STATED GOAL: Check each line of the material below for the string "Totaal", then report how many lines have it, and nothing else.

RECORDS FOR THE EXERCISE:
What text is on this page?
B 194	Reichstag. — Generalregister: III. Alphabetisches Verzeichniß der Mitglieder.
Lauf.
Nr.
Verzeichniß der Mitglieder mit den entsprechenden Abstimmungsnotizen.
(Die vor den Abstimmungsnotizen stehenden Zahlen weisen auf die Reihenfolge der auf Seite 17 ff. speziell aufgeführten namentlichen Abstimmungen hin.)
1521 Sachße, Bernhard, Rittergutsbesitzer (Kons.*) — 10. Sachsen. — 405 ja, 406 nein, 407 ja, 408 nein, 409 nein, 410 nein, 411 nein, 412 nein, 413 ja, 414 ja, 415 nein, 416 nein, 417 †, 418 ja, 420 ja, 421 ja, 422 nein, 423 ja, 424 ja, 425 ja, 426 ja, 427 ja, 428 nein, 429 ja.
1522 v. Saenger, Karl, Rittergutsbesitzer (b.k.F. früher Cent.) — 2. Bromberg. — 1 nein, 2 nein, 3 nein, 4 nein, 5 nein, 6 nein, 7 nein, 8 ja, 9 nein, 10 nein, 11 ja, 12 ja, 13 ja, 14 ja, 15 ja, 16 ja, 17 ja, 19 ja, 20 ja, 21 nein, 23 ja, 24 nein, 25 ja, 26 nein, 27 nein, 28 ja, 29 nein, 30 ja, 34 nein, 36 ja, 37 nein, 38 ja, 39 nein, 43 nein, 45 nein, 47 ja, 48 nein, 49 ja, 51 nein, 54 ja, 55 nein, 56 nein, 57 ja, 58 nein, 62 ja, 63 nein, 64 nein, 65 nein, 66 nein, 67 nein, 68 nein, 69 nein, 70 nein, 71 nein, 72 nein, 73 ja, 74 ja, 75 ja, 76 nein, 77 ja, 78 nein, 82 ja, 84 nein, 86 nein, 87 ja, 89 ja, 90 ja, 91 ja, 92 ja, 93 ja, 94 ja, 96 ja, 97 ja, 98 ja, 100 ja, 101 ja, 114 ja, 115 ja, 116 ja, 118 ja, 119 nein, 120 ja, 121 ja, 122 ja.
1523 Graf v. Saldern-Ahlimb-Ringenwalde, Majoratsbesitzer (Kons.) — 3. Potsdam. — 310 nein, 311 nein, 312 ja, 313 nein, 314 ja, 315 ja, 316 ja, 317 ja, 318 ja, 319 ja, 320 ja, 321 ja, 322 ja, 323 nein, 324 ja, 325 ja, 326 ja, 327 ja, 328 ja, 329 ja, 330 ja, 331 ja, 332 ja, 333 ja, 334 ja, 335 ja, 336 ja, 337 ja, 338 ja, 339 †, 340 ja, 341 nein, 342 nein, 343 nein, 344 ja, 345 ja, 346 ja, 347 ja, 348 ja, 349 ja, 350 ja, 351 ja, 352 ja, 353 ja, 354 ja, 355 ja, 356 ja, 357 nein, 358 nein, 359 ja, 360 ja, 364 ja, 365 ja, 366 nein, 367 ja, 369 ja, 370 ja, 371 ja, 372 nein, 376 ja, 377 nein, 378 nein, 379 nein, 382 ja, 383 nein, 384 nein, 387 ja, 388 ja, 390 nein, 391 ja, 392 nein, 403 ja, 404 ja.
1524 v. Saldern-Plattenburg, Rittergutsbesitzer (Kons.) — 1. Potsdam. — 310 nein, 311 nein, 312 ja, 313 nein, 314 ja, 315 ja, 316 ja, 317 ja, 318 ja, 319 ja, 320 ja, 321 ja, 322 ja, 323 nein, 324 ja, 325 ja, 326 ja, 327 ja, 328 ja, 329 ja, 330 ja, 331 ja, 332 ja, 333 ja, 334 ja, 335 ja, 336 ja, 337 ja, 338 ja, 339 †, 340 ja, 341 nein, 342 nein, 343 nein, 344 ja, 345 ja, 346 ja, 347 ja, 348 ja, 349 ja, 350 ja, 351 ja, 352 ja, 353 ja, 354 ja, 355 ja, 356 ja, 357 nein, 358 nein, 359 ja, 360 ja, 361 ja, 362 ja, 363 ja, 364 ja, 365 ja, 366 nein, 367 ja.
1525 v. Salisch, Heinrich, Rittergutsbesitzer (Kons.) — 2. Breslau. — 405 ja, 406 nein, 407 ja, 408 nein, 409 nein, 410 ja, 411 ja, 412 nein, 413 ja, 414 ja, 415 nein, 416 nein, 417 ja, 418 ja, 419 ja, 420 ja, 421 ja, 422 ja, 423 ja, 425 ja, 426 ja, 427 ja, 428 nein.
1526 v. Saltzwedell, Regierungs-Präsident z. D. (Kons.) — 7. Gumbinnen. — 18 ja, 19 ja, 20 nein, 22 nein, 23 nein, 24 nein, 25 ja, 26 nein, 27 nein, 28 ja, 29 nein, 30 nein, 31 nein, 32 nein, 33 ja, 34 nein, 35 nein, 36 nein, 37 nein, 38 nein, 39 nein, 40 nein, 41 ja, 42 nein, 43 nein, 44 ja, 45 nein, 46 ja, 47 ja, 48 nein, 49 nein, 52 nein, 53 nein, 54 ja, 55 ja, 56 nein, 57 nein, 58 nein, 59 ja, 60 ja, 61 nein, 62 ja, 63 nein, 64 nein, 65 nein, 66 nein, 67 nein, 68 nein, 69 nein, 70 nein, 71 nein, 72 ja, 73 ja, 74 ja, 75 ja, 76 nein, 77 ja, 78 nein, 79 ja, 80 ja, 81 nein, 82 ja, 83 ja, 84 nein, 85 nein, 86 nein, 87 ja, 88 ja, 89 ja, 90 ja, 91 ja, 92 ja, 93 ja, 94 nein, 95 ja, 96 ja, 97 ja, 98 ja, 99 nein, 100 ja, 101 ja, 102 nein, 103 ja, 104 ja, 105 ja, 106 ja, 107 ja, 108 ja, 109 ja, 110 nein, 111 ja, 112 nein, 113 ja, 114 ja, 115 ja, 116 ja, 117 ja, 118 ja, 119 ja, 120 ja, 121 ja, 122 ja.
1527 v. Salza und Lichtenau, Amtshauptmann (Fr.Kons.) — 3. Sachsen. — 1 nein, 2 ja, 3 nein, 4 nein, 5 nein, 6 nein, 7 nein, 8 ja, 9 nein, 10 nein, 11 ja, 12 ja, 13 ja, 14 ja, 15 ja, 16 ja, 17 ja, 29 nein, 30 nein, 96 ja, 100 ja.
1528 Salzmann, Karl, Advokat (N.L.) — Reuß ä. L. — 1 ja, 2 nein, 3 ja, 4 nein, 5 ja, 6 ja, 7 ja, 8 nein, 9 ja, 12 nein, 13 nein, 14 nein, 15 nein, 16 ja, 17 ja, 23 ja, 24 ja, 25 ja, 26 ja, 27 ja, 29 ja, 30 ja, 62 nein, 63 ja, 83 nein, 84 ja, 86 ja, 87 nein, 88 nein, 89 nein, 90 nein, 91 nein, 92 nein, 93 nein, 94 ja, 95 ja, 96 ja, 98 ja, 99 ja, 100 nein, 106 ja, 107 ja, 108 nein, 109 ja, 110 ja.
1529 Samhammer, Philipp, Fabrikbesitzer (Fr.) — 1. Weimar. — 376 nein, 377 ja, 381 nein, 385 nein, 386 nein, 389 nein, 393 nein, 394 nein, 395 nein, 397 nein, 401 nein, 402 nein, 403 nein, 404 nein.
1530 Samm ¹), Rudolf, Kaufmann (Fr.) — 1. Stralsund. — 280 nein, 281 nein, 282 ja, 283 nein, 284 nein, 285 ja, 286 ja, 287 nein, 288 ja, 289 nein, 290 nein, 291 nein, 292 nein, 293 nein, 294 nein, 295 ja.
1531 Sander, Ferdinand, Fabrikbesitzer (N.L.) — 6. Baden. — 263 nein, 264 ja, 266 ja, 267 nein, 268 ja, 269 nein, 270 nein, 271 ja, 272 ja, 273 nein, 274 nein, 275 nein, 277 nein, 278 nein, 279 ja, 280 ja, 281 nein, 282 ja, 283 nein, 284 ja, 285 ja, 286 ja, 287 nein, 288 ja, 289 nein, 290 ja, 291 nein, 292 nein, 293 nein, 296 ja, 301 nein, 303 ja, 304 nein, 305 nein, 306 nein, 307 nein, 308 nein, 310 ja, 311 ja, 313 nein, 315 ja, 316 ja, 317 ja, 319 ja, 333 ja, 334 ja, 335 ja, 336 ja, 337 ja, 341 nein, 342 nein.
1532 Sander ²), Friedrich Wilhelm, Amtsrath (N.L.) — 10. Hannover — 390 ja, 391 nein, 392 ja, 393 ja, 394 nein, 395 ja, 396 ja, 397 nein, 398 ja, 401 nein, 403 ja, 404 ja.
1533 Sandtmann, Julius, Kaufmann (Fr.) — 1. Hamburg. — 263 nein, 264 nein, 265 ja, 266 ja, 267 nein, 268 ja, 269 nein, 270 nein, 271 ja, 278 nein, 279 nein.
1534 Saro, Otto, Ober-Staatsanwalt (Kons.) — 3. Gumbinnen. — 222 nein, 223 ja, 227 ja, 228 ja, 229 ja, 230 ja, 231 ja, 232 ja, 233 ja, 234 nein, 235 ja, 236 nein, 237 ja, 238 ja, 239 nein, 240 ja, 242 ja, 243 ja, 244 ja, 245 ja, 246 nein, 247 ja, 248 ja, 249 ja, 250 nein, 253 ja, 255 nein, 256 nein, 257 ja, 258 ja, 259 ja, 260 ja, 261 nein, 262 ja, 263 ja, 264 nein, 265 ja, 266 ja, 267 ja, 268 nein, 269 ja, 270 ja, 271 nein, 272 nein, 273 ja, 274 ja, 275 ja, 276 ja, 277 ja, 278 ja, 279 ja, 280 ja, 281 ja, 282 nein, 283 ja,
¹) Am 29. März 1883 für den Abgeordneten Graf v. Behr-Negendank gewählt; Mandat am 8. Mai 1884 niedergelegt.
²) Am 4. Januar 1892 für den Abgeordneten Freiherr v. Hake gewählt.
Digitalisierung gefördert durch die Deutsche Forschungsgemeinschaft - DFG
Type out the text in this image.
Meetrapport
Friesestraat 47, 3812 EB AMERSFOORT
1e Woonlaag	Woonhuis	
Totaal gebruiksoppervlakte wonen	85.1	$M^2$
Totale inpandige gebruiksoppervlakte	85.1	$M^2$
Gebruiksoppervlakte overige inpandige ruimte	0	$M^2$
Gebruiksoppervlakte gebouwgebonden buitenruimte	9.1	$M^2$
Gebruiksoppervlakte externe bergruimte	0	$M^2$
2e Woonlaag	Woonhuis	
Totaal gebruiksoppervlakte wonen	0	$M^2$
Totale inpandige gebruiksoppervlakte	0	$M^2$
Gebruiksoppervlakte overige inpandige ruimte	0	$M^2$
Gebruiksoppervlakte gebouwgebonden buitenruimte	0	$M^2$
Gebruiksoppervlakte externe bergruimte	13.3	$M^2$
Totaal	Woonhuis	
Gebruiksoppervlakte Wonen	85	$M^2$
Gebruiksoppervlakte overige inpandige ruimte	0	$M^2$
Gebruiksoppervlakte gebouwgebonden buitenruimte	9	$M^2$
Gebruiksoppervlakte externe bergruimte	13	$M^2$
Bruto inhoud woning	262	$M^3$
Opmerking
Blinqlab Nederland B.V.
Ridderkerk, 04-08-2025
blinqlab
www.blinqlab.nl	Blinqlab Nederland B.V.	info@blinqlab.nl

RESPONSE TO THE TASK: 3